[TEXTO DE ORIGEM]
--------------------------------------------------

O fenómeno é geral. Em Jacarta – a segunda maior aglomeração urbana do mundo (pelo critério da ONU, que nela inclui várias cidades praticamente pegadas, tratadas separadamente para fins estatísticos por outras entidades), habitada por quase vinte e dois milhões –, enquanto a parte sul do território é alcantilada e marcada por muitas colinas, uma grande parte do território norte é de planície, poucos metros acima do nível do mar, e as cheias são aí frequentes, de maior ou menor gravidade segundo a quantidade de chuva. Uma cheia no passado mês de Março foi particularmente severa, atraindo jornalistas europeus e americanos que, apesar de terem experiência da região, ficaram impressionados pela magnitude do desastre. Muitas das vítimas da cheia, que nela perderam tudo – era pouco, mas era o que elas tinham –, era exactamente gente vinda do campo tentar a sua sorte na cidade onde tencionava continuar depois de recompor as habitações onde vivia, que a cheia deixara meias desfeitas, arruinadas pela água, sujas de lama da rua e de excremento de esgotos rebentados na enxurrada. Espectáculo tão desanimador levou jornalistas a perguntarem às vítimas se não seria melhor desistirem de Ja-carta do que recomeçarem outra vez do nada. As respostas das pessoas interrogadas, impressas em alguns jornais ocidentais e transmitidas com interpretação por algumas rádios, não variaram no seu teor: iriam ficar na cidade e tornar a fazer lá as suas vidas, a partir do que lhes tivesse sobrado da calamidade, por muito pouco que fosse, porque uma ocupação ou outra iriam arranjando para recomeçarem a ganhar e a poupar dinheiro. As aldeias do interior de onde tinham vindo continuavam a ser incapazes de lhes dar qualquer oportunidade de sobrevivência que os tirasse da cepa torta miserável do seu viver. As luzes da cidade à sua frente continuavam acesas – e o campo deixado para trás era ainda o mesmo buraco negro.
     Quando, há mais de quarenta anos, preparava o livro para cujo título procurei em vão uma expressão de Shakespeare glorificadora da vida no campo, conheci camponeses alentejanos com família fora. Em Lisboa, pouca; mais em Almada, devido ao estabelecimento recente da siderurgia; mais ainda em cidades francesas onde um surto sustentado de construção civil animava Les Trente Glorieuses. Lembro-me de uma pequenina ao colo da mãeque não falava ainda. Iriam depois ter com pai e marido a Tours; ele partira à frente, como geralmente acontecia, a explorar o lugar e a preparar a chegada futura dos seus (suas). “O que é que o papá foi buscar a França?”, perguntava a mãe à filha, diante de gente de fora para mostrar a habilidade da petiza. Esta soerguia o braço direito com um sorriso e esfregava polegar e indicador, no gesto indicador de dinheiro.
     O que era, efectivamente, o caso. Onde há cidades, pois, há dinheiro e há trabalho por ele pago.

--------------------------------------------------

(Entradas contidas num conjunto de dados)
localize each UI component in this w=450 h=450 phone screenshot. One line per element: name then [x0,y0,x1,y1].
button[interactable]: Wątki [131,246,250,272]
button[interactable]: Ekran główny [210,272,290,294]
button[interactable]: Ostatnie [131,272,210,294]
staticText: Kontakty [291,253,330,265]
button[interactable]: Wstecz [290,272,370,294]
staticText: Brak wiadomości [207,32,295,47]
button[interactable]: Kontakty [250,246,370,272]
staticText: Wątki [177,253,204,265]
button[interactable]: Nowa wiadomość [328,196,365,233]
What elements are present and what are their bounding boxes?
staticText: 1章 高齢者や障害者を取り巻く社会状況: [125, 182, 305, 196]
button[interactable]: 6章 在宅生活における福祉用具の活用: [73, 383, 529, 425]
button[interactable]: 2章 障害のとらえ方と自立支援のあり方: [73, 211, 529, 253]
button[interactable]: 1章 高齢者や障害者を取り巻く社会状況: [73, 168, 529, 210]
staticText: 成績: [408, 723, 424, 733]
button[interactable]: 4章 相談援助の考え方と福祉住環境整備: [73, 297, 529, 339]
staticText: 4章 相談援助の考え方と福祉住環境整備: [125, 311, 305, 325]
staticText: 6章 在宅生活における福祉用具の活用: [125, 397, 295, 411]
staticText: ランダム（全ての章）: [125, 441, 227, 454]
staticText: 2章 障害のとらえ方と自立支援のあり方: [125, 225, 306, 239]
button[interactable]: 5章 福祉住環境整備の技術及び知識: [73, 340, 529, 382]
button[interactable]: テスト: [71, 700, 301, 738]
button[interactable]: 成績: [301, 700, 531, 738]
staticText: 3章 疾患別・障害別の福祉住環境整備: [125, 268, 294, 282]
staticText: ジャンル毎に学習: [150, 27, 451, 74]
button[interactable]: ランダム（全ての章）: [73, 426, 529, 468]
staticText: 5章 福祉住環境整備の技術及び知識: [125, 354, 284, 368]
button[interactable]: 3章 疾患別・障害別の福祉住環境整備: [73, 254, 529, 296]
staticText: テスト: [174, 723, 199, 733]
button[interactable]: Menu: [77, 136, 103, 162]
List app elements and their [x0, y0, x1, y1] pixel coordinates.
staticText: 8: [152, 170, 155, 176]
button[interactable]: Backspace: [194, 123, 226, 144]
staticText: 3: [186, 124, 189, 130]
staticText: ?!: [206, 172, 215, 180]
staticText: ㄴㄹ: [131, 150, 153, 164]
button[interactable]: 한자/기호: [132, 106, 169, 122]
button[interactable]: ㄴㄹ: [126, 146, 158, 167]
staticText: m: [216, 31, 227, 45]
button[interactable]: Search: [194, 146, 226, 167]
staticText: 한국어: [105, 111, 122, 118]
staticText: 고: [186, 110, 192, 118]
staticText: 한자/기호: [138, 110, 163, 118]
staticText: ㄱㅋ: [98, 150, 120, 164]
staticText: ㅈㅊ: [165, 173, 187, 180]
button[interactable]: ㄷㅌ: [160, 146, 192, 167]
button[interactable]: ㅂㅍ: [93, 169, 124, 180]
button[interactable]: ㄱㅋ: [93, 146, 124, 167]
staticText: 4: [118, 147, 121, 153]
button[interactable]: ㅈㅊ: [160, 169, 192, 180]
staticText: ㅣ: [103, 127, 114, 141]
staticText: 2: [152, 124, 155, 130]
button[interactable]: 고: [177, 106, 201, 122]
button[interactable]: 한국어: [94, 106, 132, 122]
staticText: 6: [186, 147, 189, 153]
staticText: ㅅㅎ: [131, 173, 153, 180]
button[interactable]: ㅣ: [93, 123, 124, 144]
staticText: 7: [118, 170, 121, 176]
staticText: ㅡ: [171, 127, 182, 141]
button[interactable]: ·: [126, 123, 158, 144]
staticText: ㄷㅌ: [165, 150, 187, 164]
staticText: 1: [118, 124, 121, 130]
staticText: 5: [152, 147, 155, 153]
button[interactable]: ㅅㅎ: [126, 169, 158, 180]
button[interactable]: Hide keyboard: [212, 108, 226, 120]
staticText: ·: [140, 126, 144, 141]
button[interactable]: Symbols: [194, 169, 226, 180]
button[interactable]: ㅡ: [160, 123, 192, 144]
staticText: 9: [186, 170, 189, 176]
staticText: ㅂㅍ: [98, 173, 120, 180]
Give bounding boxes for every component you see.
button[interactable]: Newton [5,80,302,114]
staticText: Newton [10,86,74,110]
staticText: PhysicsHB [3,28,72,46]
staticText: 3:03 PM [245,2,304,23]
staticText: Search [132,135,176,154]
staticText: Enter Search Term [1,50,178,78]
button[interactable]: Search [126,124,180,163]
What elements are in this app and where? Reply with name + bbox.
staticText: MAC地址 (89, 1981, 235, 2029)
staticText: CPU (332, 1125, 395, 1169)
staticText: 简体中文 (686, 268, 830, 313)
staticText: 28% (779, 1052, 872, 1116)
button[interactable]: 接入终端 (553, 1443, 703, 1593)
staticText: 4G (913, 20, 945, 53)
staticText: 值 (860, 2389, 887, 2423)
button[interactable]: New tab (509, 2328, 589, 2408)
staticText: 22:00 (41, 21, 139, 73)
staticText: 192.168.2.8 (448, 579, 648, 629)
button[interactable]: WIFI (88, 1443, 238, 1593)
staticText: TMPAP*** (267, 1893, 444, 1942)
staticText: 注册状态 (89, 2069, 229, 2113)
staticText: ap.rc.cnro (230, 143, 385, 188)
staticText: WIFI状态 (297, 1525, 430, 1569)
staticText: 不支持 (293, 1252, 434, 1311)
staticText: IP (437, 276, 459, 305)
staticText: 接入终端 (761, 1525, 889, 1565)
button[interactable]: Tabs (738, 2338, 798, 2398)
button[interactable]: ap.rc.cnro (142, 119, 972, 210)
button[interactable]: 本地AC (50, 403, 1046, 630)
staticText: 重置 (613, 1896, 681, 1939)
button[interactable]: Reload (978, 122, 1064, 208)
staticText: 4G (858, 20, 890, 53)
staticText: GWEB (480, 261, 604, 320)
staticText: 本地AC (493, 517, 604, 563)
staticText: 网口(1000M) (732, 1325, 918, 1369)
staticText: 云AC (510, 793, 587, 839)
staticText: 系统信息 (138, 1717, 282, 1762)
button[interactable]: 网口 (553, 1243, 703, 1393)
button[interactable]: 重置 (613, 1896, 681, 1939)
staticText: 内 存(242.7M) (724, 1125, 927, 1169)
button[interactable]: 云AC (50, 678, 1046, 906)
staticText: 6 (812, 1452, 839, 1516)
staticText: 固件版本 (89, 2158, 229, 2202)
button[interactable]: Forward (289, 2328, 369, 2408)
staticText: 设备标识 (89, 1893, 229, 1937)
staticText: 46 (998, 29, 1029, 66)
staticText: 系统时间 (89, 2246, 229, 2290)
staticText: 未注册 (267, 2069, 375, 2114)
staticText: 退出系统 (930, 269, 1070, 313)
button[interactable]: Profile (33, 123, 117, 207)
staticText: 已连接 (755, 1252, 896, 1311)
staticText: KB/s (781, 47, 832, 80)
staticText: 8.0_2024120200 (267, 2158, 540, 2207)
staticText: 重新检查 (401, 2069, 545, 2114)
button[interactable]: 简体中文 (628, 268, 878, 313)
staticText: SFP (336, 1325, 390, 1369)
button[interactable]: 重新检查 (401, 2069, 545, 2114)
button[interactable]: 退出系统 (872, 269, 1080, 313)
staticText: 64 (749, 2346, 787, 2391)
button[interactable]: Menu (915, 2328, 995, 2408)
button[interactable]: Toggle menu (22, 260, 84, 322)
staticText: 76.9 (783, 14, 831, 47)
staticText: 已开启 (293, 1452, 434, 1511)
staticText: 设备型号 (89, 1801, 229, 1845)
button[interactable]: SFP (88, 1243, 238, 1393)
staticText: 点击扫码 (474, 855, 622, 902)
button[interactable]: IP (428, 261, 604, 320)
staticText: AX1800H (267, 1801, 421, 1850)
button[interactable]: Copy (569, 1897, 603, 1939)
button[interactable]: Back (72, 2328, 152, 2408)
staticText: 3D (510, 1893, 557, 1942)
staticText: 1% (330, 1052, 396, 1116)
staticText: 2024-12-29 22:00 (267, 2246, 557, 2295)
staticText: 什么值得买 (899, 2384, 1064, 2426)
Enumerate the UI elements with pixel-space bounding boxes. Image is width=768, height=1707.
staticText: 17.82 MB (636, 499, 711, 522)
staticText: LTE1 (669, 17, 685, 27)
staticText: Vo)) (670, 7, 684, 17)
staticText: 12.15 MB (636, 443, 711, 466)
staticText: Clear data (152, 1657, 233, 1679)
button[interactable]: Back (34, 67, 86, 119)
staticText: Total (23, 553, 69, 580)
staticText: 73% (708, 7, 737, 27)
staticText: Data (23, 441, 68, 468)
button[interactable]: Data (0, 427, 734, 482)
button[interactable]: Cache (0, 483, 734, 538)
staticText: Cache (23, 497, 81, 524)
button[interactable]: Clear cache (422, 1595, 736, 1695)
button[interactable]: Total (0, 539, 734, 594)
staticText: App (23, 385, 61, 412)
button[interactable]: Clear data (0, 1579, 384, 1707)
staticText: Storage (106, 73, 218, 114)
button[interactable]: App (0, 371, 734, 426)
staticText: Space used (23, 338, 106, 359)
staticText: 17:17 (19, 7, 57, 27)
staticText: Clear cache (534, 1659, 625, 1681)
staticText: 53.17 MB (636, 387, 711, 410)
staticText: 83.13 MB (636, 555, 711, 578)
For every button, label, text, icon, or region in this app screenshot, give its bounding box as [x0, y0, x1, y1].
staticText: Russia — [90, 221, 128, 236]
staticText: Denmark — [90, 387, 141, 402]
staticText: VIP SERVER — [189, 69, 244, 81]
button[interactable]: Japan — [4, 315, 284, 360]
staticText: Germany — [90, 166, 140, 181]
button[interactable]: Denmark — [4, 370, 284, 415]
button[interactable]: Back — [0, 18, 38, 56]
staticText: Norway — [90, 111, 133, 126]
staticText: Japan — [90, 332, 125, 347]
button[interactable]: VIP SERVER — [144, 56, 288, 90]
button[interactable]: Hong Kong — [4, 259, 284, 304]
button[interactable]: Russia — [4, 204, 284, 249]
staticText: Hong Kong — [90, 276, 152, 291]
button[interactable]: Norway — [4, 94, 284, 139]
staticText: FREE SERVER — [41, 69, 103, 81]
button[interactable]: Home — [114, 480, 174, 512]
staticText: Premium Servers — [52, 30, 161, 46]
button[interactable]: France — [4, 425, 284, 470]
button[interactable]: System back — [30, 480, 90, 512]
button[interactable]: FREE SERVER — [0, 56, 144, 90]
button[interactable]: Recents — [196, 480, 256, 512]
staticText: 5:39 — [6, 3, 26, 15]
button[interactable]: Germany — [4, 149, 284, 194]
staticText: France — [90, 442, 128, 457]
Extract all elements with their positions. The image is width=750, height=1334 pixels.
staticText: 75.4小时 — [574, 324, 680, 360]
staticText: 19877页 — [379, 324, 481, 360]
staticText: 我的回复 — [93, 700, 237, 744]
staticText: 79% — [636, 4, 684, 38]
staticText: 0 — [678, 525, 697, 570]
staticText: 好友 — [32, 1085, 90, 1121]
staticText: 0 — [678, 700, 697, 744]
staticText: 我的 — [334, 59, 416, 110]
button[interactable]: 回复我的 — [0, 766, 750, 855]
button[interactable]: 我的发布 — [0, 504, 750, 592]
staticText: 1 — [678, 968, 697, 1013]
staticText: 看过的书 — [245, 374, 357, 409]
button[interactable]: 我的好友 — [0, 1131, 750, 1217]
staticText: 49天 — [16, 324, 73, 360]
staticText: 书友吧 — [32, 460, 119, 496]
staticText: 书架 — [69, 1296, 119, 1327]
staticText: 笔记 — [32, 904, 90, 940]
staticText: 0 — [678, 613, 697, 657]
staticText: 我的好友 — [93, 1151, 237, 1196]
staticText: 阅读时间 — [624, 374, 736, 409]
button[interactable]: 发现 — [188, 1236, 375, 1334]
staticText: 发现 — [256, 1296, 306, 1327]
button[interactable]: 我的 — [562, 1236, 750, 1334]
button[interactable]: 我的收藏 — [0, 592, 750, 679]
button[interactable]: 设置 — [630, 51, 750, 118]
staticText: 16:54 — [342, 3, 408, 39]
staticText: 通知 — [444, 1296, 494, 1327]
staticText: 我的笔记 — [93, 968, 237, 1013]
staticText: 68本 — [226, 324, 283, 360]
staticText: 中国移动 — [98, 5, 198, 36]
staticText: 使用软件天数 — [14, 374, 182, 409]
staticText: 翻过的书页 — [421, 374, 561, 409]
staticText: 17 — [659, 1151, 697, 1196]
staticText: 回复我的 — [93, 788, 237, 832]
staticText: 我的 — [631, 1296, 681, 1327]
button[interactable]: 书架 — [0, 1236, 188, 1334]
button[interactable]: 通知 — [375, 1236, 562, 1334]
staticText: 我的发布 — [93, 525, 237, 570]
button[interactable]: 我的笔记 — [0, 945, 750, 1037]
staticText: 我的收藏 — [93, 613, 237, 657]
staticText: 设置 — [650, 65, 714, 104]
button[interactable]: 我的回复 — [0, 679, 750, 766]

--------------------------------------------------

[TAREFAS A REALIZAR]
a. Quantas pessoas habitam a aglomeração urbana de Jacarta, de acordo com o texto de origem?
b. Enumere os lugares onde, segundo o texto de origem, os camponeses alentejanos tinham família fora.

[RESPOSTAS DADAS]
a. Quase vinte e dois milhões.

b. Lisboa, Almada e cidades francesas.